▸ Records that describe figures
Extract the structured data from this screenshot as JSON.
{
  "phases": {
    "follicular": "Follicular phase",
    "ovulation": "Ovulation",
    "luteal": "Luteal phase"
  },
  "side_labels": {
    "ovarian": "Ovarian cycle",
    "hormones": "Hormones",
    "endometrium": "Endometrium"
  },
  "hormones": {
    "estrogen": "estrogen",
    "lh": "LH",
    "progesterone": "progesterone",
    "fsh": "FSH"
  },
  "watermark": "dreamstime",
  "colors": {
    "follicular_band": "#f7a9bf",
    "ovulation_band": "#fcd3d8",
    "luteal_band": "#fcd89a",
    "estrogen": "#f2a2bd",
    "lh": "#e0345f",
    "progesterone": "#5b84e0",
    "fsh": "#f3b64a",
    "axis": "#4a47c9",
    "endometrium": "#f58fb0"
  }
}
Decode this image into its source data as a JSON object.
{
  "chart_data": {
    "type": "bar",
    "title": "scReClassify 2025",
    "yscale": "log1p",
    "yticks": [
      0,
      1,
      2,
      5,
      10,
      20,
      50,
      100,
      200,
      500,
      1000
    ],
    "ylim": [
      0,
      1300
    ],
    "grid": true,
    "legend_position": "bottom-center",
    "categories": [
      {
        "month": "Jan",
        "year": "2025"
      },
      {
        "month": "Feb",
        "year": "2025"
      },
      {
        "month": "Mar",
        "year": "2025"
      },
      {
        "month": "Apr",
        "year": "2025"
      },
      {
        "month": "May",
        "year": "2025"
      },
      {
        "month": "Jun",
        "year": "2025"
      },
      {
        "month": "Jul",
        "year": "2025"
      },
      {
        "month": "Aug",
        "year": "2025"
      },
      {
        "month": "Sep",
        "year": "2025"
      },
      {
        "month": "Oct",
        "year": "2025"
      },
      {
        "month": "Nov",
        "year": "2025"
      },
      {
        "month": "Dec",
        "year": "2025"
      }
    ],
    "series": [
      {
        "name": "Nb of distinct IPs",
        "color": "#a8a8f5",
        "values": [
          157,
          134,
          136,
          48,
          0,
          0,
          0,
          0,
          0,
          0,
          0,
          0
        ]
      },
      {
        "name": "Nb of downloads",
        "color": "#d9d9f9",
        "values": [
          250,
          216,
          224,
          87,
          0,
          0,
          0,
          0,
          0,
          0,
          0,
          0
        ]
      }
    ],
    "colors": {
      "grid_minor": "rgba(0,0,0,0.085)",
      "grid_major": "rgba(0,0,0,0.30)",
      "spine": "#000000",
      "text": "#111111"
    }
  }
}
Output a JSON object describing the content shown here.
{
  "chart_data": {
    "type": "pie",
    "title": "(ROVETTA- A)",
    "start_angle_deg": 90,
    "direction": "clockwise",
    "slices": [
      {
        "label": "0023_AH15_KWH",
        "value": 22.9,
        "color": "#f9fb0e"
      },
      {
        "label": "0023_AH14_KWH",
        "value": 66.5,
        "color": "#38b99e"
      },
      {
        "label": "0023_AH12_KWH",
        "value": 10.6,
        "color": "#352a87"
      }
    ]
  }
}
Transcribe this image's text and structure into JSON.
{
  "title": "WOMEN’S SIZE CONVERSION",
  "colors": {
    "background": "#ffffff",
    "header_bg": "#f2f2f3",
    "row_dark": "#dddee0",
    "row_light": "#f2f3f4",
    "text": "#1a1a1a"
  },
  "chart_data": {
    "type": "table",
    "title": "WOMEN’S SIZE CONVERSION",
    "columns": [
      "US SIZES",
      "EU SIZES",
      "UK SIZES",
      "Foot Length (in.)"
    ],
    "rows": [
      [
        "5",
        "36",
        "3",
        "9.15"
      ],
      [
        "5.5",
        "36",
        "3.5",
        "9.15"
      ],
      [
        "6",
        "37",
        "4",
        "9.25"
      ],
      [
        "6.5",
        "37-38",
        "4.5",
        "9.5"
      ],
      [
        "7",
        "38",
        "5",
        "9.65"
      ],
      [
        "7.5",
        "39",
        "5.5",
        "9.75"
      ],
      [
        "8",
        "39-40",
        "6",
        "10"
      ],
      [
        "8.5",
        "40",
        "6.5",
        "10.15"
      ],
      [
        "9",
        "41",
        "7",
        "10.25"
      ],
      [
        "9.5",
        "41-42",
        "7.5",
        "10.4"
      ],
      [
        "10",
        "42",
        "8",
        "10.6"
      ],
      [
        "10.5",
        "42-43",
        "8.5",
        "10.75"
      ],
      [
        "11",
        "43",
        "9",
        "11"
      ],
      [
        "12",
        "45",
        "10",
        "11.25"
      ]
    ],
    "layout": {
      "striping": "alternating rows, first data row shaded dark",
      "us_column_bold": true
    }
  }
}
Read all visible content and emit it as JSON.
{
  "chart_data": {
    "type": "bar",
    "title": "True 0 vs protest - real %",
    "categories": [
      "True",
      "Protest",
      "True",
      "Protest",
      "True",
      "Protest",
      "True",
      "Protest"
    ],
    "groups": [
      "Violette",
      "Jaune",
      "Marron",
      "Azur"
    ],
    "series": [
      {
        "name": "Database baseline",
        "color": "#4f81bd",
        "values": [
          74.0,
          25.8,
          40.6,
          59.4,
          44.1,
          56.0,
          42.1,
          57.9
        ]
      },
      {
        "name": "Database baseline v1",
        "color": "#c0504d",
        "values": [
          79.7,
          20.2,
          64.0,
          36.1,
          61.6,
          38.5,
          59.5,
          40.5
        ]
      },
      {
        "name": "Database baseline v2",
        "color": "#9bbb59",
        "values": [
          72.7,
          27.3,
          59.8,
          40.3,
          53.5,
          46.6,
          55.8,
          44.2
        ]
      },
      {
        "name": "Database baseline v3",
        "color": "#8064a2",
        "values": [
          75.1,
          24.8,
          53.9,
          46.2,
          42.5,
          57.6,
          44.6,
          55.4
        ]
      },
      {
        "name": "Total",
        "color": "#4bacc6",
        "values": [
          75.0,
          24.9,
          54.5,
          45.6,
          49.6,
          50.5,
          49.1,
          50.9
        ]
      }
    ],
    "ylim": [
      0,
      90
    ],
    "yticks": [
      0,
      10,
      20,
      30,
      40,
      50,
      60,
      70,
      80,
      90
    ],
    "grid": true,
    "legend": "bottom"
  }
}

▸ Instruction
Please restate the records in full, word for word.

▸ Solution for this problem
Extract the structured data from this screenshot as JSON.
{
  "phases": {
    "follicular": "Follicular phase",
    "ovulation": "Ovulation",
    "luteal": "Luteal phase"
  },
  "side_labels": {
    "ovarian": "Ovarian cycle",
    "hormones": "Hormones",
    "endometrium": "Endometrium"
  },
  "hormones": {
    "estrogen": "estrogen",
    "lh": "LH",
    "progesterone": "progesterone",
    "fsh": "FSH"
  },
  "watermark": "dreamstime",
  "colors": {
    "follicular_band": "#f7a9bf",
    "ovulation_band": "#fcd3d8",
    "luteal_band": "#fcd89a",
    "estrogen": "#f2a2bd",
    "lh": "#e0345f",
    "progesterone": "#5b84e0",
    "fsh": "#f3b64a",
    "axis": "#4a47c9",
    "endometrium": "#f58fb0"
  }
}
Decode this image into its source data as a JSON object.
{
  "chart_data": {
    "type": "bar",
    "title": "scReClassify 2025",
    "yscale": "log1p",
    "yticks": [
      0,
      1,
      2,
      5,
      10,
      20,
      50,
      100,
      200,
      500,
      1000
    ],
    "ylim": [
      0,
      1300
    ],
    "grid": true,
    "legend_position": "bottom-center",
    "categories": [
      {
        "month": "Jan",
        "year": "2025"
      },
      {
        "month": "Feb",
        "year": "2025"
      },
      {
        "month": "Mar",
        "year": "2025"
      },
      {
        "month": "Apr",
        "year": "2025"
      },
      {
        "month": "May",
        "year": "2025"
      },
      {
        "month": "Jun",
        "year": "2025"
      },
      {
        "month": "Jul",
        "year": "2025"
      },
      {
        "month": "Aug",
        "year": "2025"
      },
      {
        "month": "Sep",
        "year": "2025"
      },
      {
        "month": "Oct",
        "year": "2025"
      },
      {
        "month": "Nov",
        "year": "2025"
      },
      {
        "month": "Dec",
        "year": "2025"
      }
    ],
    "series": [
      {
        "name": "Nb of distinct IPs",
        "color": "#a8a8f5",
        "values": [
          157,
          134,
          136,
          48,
          0,
          0,
          0,
          0,
          0,
          0,
          0,
          0
        ]
      },
      {
        "name": "Nb of downloads",
        "color": "#d9d9f9",
        "values": [
          250,
          216,
          224,
          87,
          0,
          0,
          0,
          0,
          0,
          0,
          0,
          0
        ]
      }
    ],
    "colors": {
      "grid_minor": "rgba(0,0,0,0.085)",
      "grid_major": "rgba(0,0,0,0.30)",
      "spine": "#000000",
      "text": "#111111"
    }
  }
}
Output a JSON object describing the content shown here.
{
  "chart_data": {
    "type": "pie",
    "title": "(ROVETTA- A)",
    "start_angle_deg": 90,
    "direction": "clockwise",
    "slices": [
      {
        "label": "0023_AH15_KWH",
        "value": 22.9,
        "color": "#f9fb0e"
      },
      {
        "label": "0023_AH14_KWH",
        "value": 66.5,
        "color": "#38b99e"
      },
      {
        "label": "0023_AH12_KWH",
        "value": 10.6,
        "color": "#352a87"
      }
    ]
  }
}
Transcribe this image's text and structure into JSON.
{
  "title": "WOMEN’S SIZE CONVERSION",
  "colors": {
    "background": "#ffffff",
    "header_bg": "#f2f2f3",
    "row_dark": "#dddee0",
    "row_light": "#f2f3f4",
    "text": "#1a1a1a"
  },
  "chart_data": {
    "type": "table",
    "title": "WOMEN’S SIZE CONVERSION",
    "columns": [
      "US SIZES",
      "EU SIZES",
      "UK SIZES",
      "Foot Length (in.)"
    ],
    "rows": [
      [
        "5",
        "36",
        "3",
        "9.15"
      ],
      [
        "5.5",
        "36",
        "3.5",
        "9.15"
      ],
      [
        "6",
        "37",
        "4",
        "9.25"
      ],
      [
        "6.5",
        "37-38",
        "4.5",
        "9.5"
      ],
      [
        "7",
        "38",
        "5",
        "9.65"
      ],
      [
        "7.5",
        "39",
        "5.5",
        "9.75"
      ],
      [
        "8",
        "39-40",
        "6",
        "10"
      ],
      [
        "8.5",
        "40",
        "6.5",
        "10.15"
      ],
      [
        "9",
        "41",
        "7",
        "10.25"
      ],
      [
        "9.5",
        "41-42",
        "7.5",
        "10.4"
      ],
      [
        "10",
        "42",
        "8",
        "10.6"
      ],
      [
        "10.5",
        "42-43",
        "8.5",
        "10.75"
      ],
      [
        "11",
        "43",
        "9",
        "11"
      ],
      [
        "12",
        "45",
        "10",
        "11.25"
      ]
    ],
    "layout": {
      "striping": "alternating rows, first data row shaded dark",
      "us_column_bold": true
    }
  }
}
Read all visible content and emit it as JSON.
{
  "chart_data": {
    "type": "bar",
    "title": "True 0 vs protest - real %",
    "categories": [
      "True",
      "Protest",
      "True",
      "Protest",
      "True",
      "Protest",
      "True",
      "Protest"
    ],
    "groups": [
      "Violette",
      "Jaune",
      "Marron",
      "Azur"
    ],
    "series": [
      {
        "name": "Database baseline",
        "color": "#4f81bd",
        "values": [
          74.0,
          25.8,
          40.6,
          59.4,
          44.1,
          56.0,
          42.1,
          57.9
        ]
      },
      {
        "name": "Database baseline v1",
        "color": "#c0504d",
        "values": [
          79.7,
          20.2,
          64.0,
          36.1,
          61.6,
          38.5,
          59.5,
          40.5
        ]
      },
      {
        "name": "Database baseline v2",
        "color": "#9bbb59",
        "values": [
          72.7,
          27.3,
          59.8,
          40.3,
          53.5,
          46.6,
          55.8,
          44.2
        ]
      },
      {
        "name": "Database baseline v3",
        "color": "#8064a2",
        "values": [
          75.1,
          24.8,
          53.9,
          46.2,
          42.5,
          57.6,
          44.6,
          55.4
        ]
      },
      {
        "name": "Total",
        "color": "#4bacc6",
        "values": [
          75.0,
          24.9,
          54.5,
          45.6,
          49.6,
          50.5,
          49.1,
          50.9
        ]
      }
    ],
    "ylim": [
      0,
      90
    ],
    "yticks": [
      0,
      10,
      20,
      30,
      40,
      50,
      60,
      70,
      80,
      90
    ],
    "grid": true,
    "legend": "bottom"
  }
}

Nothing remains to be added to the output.